| Page extract |
-=-=-=-=-

Crises can strike communities and organizations at any moment. When a natural disaster occurs, nonprofits scramble to gather the resources needed to aid their constituents and get them on the road to recovery. Grantmaking organizations like yours provide the funding that powers these relief efforts.
Because grantmakers are so integral to the work nonprofits do during crises, it’s paramount that you have a way to award grants with urgency. In this guide, we’ll cover strategies and considerations to keep in mind when a crisis happens:
- Use grant management tools.
- Be flexible.
- Proactively prepare for the next crisis.
To award timely grants during a crisis, your standard grantmaking process must be streamlined. To get started, we’ll cover how you can efficiently use grant management tools to carry out tasks like administrative oversight and budget management.
Use grant management tools.
Grant management technology aims to streamline the necessary yet time-consuming tasks involved in managing grants, such as practicing due diligence, balancing budgets, and following up with grantees. During a crisis, these tools can work overtime to help your organization handle community outreach and a sudden influx of applications.
Investing in its full-featured grants management solution is the logical next step for organizations already using Salesforce. Salesforce Grants Management has everything grantmakers need to oversee grant management, works seamlessly with other Salesforce tools, and helps grantmakers plan for special circumstances.
The Grants Management package offers the same features included in the Outbound Funds Module, which is used by any organization that awards funding as a part of its mission. According to Fíonta’s guide to grants management, Grants Management includes more specific features for grantmakers, such as:
- Fully customizable application templates. Build a unique application process based on your organization’s values and philanthropic priorities. Additionally, you can create abbreviated versions of your standard application form for times of crisis and mark them for expedited review.
- Tools that standardize due diligence tasks. Due diligence tasks, like confirming tax-exempt status, are essential to determining each applicant’s eligibility. If your organization does not have a clearly defined process for completing these tasks, they could hinder the grantmaking process. Grants Management allows you to set up action plans defining the necessary steps and documents that anyone reviewing applications must complete. This ensures that due diligence tasks are completed the same way across your team without additional communication.
- Budget management tools. Keeping a close eye on your budget is crucial to ensuring you have the funding available to deliver the grants promised. Grants Management allows you to track the grants you’ve awarded against your organization’s budget in minutes, keeping the process fast even in times of crisis.

-=-=-=-=-

| Required tasks |
• a. Condense the paragraph of the crisis grantmaking guide that begins "Grant management technology aims" into a shorter version that keeps its main facts.
• b. Copy the passage of the crisis grantmaking guide between "Crises can strike" and "these relief efforts.", inclusive, word for word.
The records are not needed for this work.

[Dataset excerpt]

-=-=-=-=-

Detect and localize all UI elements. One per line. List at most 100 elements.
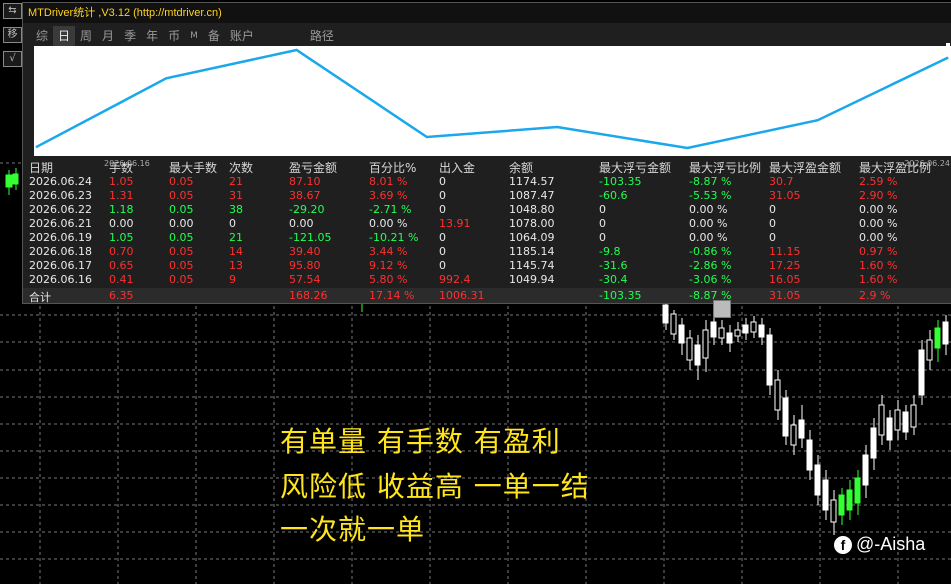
cell-count: 31	[229, 189, 243, 202]
daily-stats-table: 日期 手数 最大手数 次数 盈亏金额 百分比% 出入金 余额 最大浮亏金额 最大浮亏比例 最大浮盈金…	[23, 161, 951, 287]
total-deposit: 1006.31	[439, 289, 485, 302]
cell-max-float-loss: -103.35	[599, 175, 642, 188]
tab-path[interactable]: 路径	[305, 26, 339, 46]
cell-max-float-profit-ratio: 2.90 %	[859, 189, 898, 202]
header-max-float-profit-ratio[interactable]: 最大浮盈比例	[859, 161, 931, 175]
total-date: 合计	[29, 291, 51, 304]
cell-max-float-loss-ratio: 0.00 %	[689, 217, 728, 230]
cell-percent: 5.80 %	[369, 273, 408, 286]
cell-percent: -2.71 %	[369, 203, 412, 216]
cell-max-float-profit: 31.05	[769, 189, 801, 202]
cell-pnl: 95.80	[289, 259, 321, 272]
cell-max-float-loss: -9.8	[599, 245, 621, 258]
table-header-row: 日期 手数 最大手数 次数 盈亏金额 百分比% 出入金 余额 最大浮亏金额 最大浮亏比例 最大浮盈金…	[23, 161, 951, 175]
balance-point	[426, 136, 428, 138]
tab-m[interactable]: M	[185, 26, 203, 46]
cell-max-float-profit-ratio: 0.00 %	[859, 217, 898, 230]
balance-line-svg	[35, 48, 949, 150]
tab-day[interactable]: 日	[53, 26, 76, 46]
cell-lots: 0.65	[109, 259, 134, 272]
cell-max-lots: 0.05	[169, 231, 194, 244]
cell-max-float-loss: 0	[599, 217, 606, 230]
cell-max-float-profit-ratio: 1.60 %	[859, 273, 898, 286]
cell-pnl: 39.40	[289, 245, 321, 258]
cell-lots: 0.70	[109, 245, 134, 258]
cell-count: 13	[229, 259, 243, 272]
header-percent[interactable]: 百分比%	[369, 161, 416, 175]
total-percent: 17.14 %	[369, 289, 415, 302]
header-count[interactable]: 次数	[229, 161, 253, 175]
cell-count: 21	[229, 175, 243, 188]
tab-account[interactable]: 账户	[225, 26, 259, 46]
check-button[interactable]: √	[3, 51, 22, 67]
cell-max-float-loss-ratio: -5.53 %	[689, 189, 732, 202]
cell-max-float-profit: 0	[769, 231, 776, 244]
cell-count: 0	[229, 217, 236, 230]
cell-max-float-loss: 0	[599, 231, 606, 244]
header-max-lots[interactable]: 最大手数	[169, 161, 217, 175]
cell-balance: 1185.14	[509, 245, 555, 258]
cell-deposit: 0	[439, 175, 446, 188]
header-max-float-profit[interactable]: 最大浮盈金额	[769, 161, 841, 175]
cell-max-float-profit: 11.15	[769, 245, 801, 258]
tab-month[interactable]: 月	[97, 26, 119, 46]
cell-max-float-profit: 17.25	[769, 259, 801, 272]
cell-max-float-loss-ratio: -8.87 %	[689, 175, 732, 188]
cell-percent: 9.12 %	[369, 259, 408, 272]
cell-balance: 1087.47	[509, 189, 555, 202]
cell-percent: 3.69 %	[369, 189, 408, 202]
tab-week[interactable]: 周	[75, 26, 97, 46]
header-max-float-loss-ratio[interactable]: 最大浮亏比例	[689, 161, 761, 175]
header-balance[interactable]: 余额	[509, 161, 533, 175]
cell-max-lots: 0.00	[169, 217, 194, 230]
cell-percent: 0.00 %	[369, 217, 408, 230]
cell-max-lots: 0.05	[169, 273, 194, 286]
header-deposit[interactable]: 出入金	[439, 161, 475, 175]
table-row: 2026.06.17 0.65 0.05 13 95.80 9.12 % 0 1145.74 -…	[23, 259, 951, 273]
tab-year[interactable]: 年	[141, 26, 163, 46]
cell-balance: 1174.57	[509, 175, 555, 188]
tab-backup[interactable]: 备	[203, 26, 225, 46]
header-pnl[interactable]: 盈亏金额	[289, 161, 337, 175]
cell-max-lots: 0.05	[169, 203, 194, 216]
cell-balance: 1145.74	[509, 259, 555, 272]
cell-max-float-profit: 16.05	[769, 273, 801, 286]
table-row: 2026.06.16 0.41 0.05 9 57.54 5.80 % 992.4 1049.…	[23, 273, 951, 287]
table-row: 2026.06.19 1.05 0.05 21 -121.05 -10.21 % 0 1064…	[23, 231, 951, 245]
header-date[interactable]: 日期	[29, 161, 53, 175]
tab-currency[interactable]: 币	[163, 26, 185, 46]
move-button[interactable]: 移	[3, 27, 22, 43]
balance-point	[686, 147, 688, 149]
cell-max-float-loss-ratio: -0.86 %	[689, 245, 732, 258]
total-max-float-loss: -103.35	[599, 289, 642, 302]
cell-max-float-loss-ratio: -3.06 %	[689, 273, 732, 286]
tab-summary[interactable]: 综	[31, 26, 53, 46]
cell-lots: 0.41	[109, 273, 134, 286]
table-row: 2026.06.22 1.18 0.05 38 -29.20 -2.71 % 0 1048.8…	[23, 203, 951, 217]
cell-date: 2026.06.21	[29, 217, 92, 230]
watermark-text: @-Aisha	[856, 534, 926, 554]
tab-quarter[interactable]: 季	[119, 26, 141, 46]
panel-toggle-button[interactable]: ⇆	[3, 3, 22, 19]
balance-point	[947, 57, 949, 59]
balance-line-chart: 2026.06.16 2026.06.24	[34, 46, 951, 168]
header-max-float-loss[interactable]: 最大浮亏金额	[599, 161, 671, 175]
cell-max-lots: 0.05	[169, 259, 194, 272]
cell-balance: 1048.80	[509, 203, 555, 216]
cell-deposit: 0	[439, 203, 446, 216]
cell-pnl: -121.05	[289, 231, 332, 244]
mtdriver-stats-panel: MTDriver统计 ,V3.12 (http://mtdriver.cn) 综…	[22, 2, 951, 304]
overlay-text-line-1: 有单量 有手数 有盈利	[280, 425, 561, 458]
cell-deposit: 0	[439, 231, 446, 244]
cell-date: 2026.06.17	[29, 259, 92, 272]
cell-max-float-profit-ratio: 0.00 %	[859, 231, 898, 244]
cell-date: 2026.06.18	[29, 245, 92, 258]
facebook-icon: f	[834, 535, 852, 554]
chart-scroll-handle[interactable]	[713, 300, 731, 318]
cell-count: 14	[229, 245, 243, 258]
balance-series-line	[35, 48, 949, 150]
cell-max-float-loss: 0	[599, 203, 606, 216]
cell-deposit: 0	[439, 259, 446, 272]
cell-deposit: 13.91	[439, 217, 471, 230]
header-lots[interactable]: 手数	[109, 161, 133, 175]
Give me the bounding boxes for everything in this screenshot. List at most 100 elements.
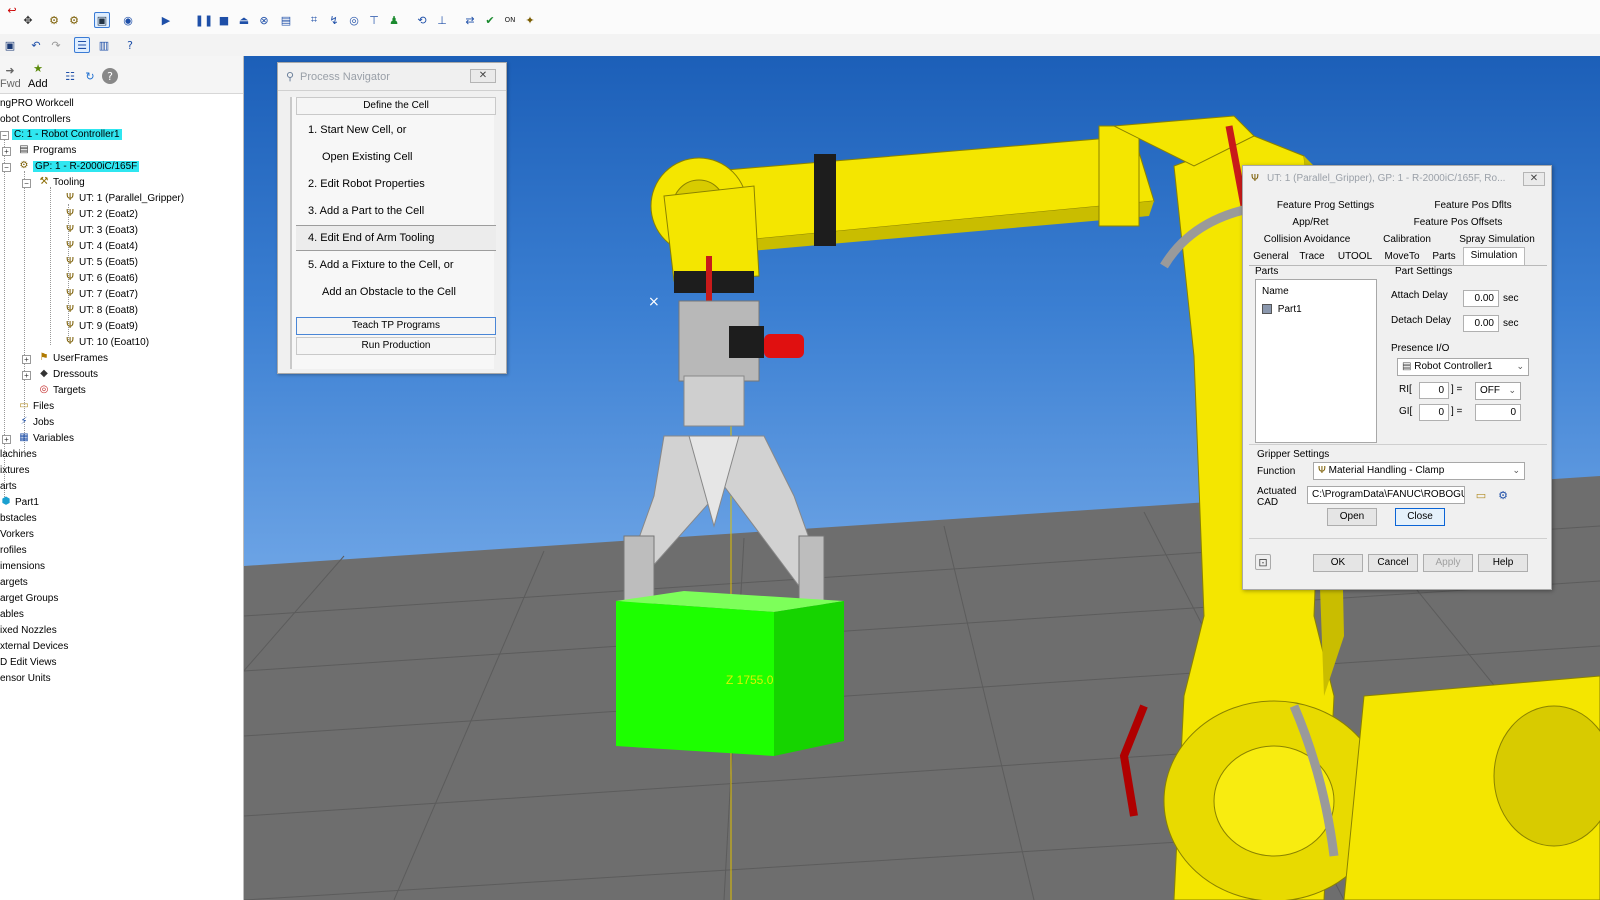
tab-feature-pos-offsets[interactable]: Feature Pos Offsets bbox=[1373, 215, 1543, 231]
step-add-part[interactable]: 3. Add a Part to the Cell bbox=[308, 205, 424, 217]
panel-icon[interactable]: ▤ bbox=[278, 12, 294, 28]
tree-options-icon[interactable]: ☷ bbox=[62, 68, 78, 84]
tree-workers[interactable]: Vorkers bbox=[0, 527, 34, 542]
expand-icon[interactable]: + bbox=[22, 371, 31, 380]
close-icon[interactable]: ✕ bbox=[470, 69, 496, 83]
tree-parts[interactable]: arts bbox=[0, 479, 17, 494]
parts-list-item[interactable]: Part1 bbox=[1262, 304, 1302, 315]
tree-dressouts[interactable]: ◆ Dressouts bbox=[38, 367, 98, 382]
teach-tp-programs-button[interactable]: Teach TP Programs bbox=[296, 317, 496, 335]
tree-profiles[interactable]: rofiles bbox=[0, 543, 27, 558]
measure-icon[interactable]: ⊥ bbox=[434, 12, 450, 28]
tree-targets[interactable]: ◎ Targets bbox=[38, 383, 86, 398]
step-open-existing-cell[interactable]: Open Existing Cell bbox=[322, 151, 413, 163]
measure-target-icon[interactable]: ◎ bbox=[346, 12, 362, 28]
tree-programs[interactable]: ▤ Programs bbox=[18, 143, 76, 158]
ri-value-select[interactable]: OFF ⌄ bbox=[1475, 382, 1521, 400]
tree-tool-item[interactable]: Ψ UT: 1 (Parallel_Gripper) bbox=[64, 191, 184, 206]
process-navigator-titlebar[interactable]: ⚲ Process Navigator ✕ bbox=[278, 63, 506, 91]
redo-icon[interactable]: ↷ bbox=[48, 37, 64, 53]
ok-button[interactable]: OK bbox=[1313, 554, 1363, 572]
tab-feature-prog-settings[interactable]: Feature Prog Settings bbox=[1253, 198, 1398, 214]
expand-icon[interactable]: + bbox=[22, 355, 31, 364]
actuated-cad-path-field[interactable]: C:\ProgramData\FANUC\ROBOGUID bbox=[1307, 486, 1465, 504]
tree-obstacles[interactable]: bstacles bbox=[0, 511, 37, 526]
tree-3d-edit-views[interactable]: D Edit Views bbox=[0, 655, 57, 670]
cancel-button[interactable]: Cancel bbox=[1368, 554, 1418, 572]
tree-tool-item[interactable]: Ψ UT: 2 (Eoat2) bbox=[64, 207, 138, 222]
tree-target-groups[interactable]: arget Groups bbox=[0, 591, 58, 606]
attach-delay-field[interactable]: 0.00 bbox=[1463, 290, 1499, 307]
close-gripper-button[interactable]: Close bbox=[1395, 508, 1445, 526]
select-icon[interactable]: ▣ bbox=[94, 12, 110, 28]
tree-fixtures[interactable]: ixtures bbox=[0, 463, 29, 478]
tree-sensor-units[interactable]: ensor Units bbox=[0, 671, 51, 686]
tree-jobs[interactable]: ⚡ Jobs bbox=[18, 415, 54, 430]
tree-workcell[interactable]: ngPRO Workcell bbox=[0, 96, 74, 111]
tree-variables[interactable]: ▦ Variables bbox=[18, 431, 74, 446]
tree-view-icon[interactable]: ☰ bbox=[74, 37, 90, 53]
tree-tool-item[interactable]: Ψ UT: 7 (Eoat7) bbox=[64, 287, 138, 302]
tree-tool-item[interactable]: Ψ UT: 10 (Eoat10) bbox=[64, 335, 149, 350]
undo-icon[interactable]: ↶ bbox=[28, 37, 44, 53]
teach-icon[interactable]: ⟲ bbox=[414, 12, 430, 28]
tool-icon[interactable]: ✦ bbox=[522, 12, 538, 28]
expand-icon[interactable]: + bbox=[2, 147, 11, 156]
tree-tooling[interactable]: ⚒ Tooling bbox=[38, 175, 85, 190]
define-cell-button[interactable]: Define the Cell bbox=[296, 97, 496, 115]
folder-open-icon[interactable]: ▭ bbox=[1473, 487, 1489, 503]
tree-tables[interactable]: ables bbox=[0, 607, 24, 622]
tree-tool-item[interactable]: Ψ UT: 8 (Eoat8) bbox=[64, 303, 138, 318]
fwd-label[interactable]: Fwd bbox=[0, 78, 21, 90]
utool-dialog-titlebar[interactable]: Ψ UT: 1 (Parallel_Gripper), GP: 1 - R-20… bbox=[1243, 166, 1551, 192]
tree-tool-item[interactable]: Ψ UT: 9 (Eoat9) bbox=[64, 319, 138, 334]
step-edit-end-of-arm-tooling[interactable]: 4. Edit End of Arm Tooling bbox=[308, 232, 434, 244]
frame-icon[interactable]: ⌗ bbox=[306, 12, 322, 28]
tree-group[interactable]: ⚙ GP: 1 - R-2000iC/165F bbox=[18, 159, 140, 174]
arrow-icon[interactable]: ↩ bbox=[4, 2, 20, 18]
tree-files[interactable]: ▭ Files bbox=[18, 399, 54, 414]
person-icon[interactable]: ♟ bbox=[386, 12, 402, 28]
tab-utool[interactable]: UTOOL bbox=[1333, 249, 1377, 265]
collapse-icon[interactable]: − bbox=[2, 163, 11, 172]
tab-feature-pos-dflts[interactable]: Feature Pos Dflts bbox=[1403, 198, 1543, 214]
io-icon[interactable]: ⇄ bbox=[462, 12, 478, 28]
collapse-icon[interactable]: − bbox=[22, 179, 31, 188]
run-production-button[interactable]: Run Production bbox=[296, 337, 496, 355]
eject-icon[interactable]: ⏏ bbox=[236, 12, 252, 28]
add-star-icon[interactable]: ★ bbox=[30, 60, 46, 76]
expand-icon[interactable]: + bbox=[2, 435, 11, 444]
tree-tool-item[interactable]: Ψ UT: 3 (Eoat3) bbox=[64, 223, 138, 238]
check-icon[interactable]: ✔ bbox=[482, 12, 498, 28]
online-icon[interactable]: ON bbox=[502, 12, 518, 28]
step-edit-robot-properties[interactable]: 2. Edit Robot Properties bbox=[308, 178, 425, 190]
sign-icon[interactable]: ⊤ bbox=[366, 12, 382, 28]
tree-tool-item[interactable]: Ψ UT: 4 (Eoat4) bbox=[64, 239, 138, 254]
tab-app-ret[interactable]: App/Ret bbox=[1253, 215, 1368, 231]
detach-delay-field[interactable]: 0.00 bbox=[1463, 315, 1499, 332]
tree-tool-item[interactable]: Ψ UT: 6 (Eoat6) bbox=[64, 271, 138, 286]
tree-external-devices[interactable]: xternal Devices bbox=[0, 639, 68, 654]
help-button[interactable]: Help bbox=[1478, 554, 1528, 572]
move-icon[interactable]: ✥ bbox=[20, 12, 36, 28]
refresh-icon[interactable]: ↻ bbox=[82, 68, 98, 84]
tree-controller[interactable]: C: 1 - Robot Controller1 bbox=[12, 127, 122, 142]
tab-parts[interactable]: Parts bbox=[1427, 249, 1461, 265]
tree-machines[interactable]: lachines bbox=[0, 447, 37, 462]
cad-import-icon[interactable]: ⚙ bbox=[1495, 487, 1511, 503]
tree-targets-top[interactable]: argets bbox=[0, 575, 28, 590]
tab-simulation[interactable]: Simulation bbox=[1463, 247, 1525, 266]
robot-group-icon[interactable]: ⚙ bbox=[66, 12, 82, 28]
tab-trace[interactable]: Trace bbox=[1293, 249, 1331, 265]
close-icon[interactable]: ✕ bbox=[1523, 172, 1545, 186]
step-add-fixture[interactable]: 5. Add a Fixture to the Cell, or bbox=[308, 259, 454, 271]
tree-robot-controllers[interactable]: obot Controllers bbox=[0, 112, 71, 127]
gi-index-field[interactable]: 0 bbox=[1419, 404, 1449, 421]
collapse-icon[interactable]: − bbox=[0, 131, 9, 140]
chart-icon[interactable]: ▥ bbox=[96, 37, 112, 53]
help-circle-icon[interactable]: ? bbox=[102, 68, 118, 84]
tree-userframes[interactable]: ⚑ UserFrames bbox=[38, 351, 109, 366]
tree-fixed-nozzles[interactable]: ixed Nozzles bbox=[0, 623, 57, 638]
play-icon[interactable]: ▶ bbox=[158, 12, 174, 28]
tab-general[interactable]: General bbox=[1251, 249, 1291, 265]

-=-=-=-=-

| Answers to the exercises |
• a. Grant management technology speeds up necessary but time-consuming grant tasks such as due diligence, budget balancing, and grantee follow-up. In a crisis, these tools help an organization handle community outreach and a sudden surge of applications.

• b.
Crises can strike communities and organizations at any moment. When a natural disaster occurs, nonprofits scramble to gather the resources needed to aid their constituents and get them on the road to recovery. Grantmaking organizations like yours provide the funding that powers these relief efforts.